### WRITTEN TASK
Say how many lines contain the string "lethality". Give no other output.

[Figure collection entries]
◆ ◆ ◆ ◆
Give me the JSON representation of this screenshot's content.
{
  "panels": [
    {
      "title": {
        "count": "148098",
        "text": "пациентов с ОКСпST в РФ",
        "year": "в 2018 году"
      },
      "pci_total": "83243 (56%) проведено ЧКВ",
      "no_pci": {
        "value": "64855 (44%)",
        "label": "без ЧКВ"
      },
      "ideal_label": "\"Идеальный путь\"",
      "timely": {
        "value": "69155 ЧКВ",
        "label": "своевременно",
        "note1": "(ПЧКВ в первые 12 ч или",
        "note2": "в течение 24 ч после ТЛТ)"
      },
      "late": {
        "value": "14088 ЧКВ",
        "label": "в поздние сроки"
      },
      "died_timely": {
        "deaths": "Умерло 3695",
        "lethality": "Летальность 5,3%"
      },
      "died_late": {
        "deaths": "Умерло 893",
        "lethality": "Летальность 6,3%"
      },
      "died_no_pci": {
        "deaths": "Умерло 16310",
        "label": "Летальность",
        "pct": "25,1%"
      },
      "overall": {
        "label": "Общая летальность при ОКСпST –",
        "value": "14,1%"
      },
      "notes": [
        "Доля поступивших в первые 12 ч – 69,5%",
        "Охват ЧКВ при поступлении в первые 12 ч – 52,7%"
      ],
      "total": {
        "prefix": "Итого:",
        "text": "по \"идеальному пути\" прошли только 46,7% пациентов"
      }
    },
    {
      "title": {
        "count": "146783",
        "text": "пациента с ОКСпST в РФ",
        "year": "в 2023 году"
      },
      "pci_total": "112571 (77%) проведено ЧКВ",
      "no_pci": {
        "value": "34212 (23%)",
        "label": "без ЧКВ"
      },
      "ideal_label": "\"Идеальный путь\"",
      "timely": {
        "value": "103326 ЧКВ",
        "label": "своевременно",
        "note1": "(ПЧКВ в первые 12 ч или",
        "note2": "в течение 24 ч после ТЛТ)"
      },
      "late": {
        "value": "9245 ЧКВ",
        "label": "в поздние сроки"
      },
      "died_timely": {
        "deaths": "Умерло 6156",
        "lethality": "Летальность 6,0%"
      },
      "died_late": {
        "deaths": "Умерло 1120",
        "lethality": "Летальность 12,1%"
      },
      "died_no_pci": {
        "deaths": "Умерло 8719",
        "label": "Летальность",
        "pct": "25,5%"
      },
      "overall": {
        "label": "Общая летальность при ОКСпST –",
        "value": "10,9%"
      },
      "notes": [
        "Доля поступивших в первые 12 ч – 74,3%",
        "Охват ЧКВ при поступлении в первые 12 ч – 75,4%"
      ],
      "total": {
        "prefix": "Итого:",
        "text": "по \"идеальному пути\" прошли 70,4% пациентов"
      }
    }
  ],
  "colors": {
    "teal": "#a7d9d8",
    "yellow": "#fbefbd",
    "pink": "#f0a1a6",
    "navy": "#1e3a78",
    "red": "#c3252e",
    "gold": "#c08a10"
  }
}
◆ ◆ ◆ ◆
### RESPONSE TO THIS TASK
4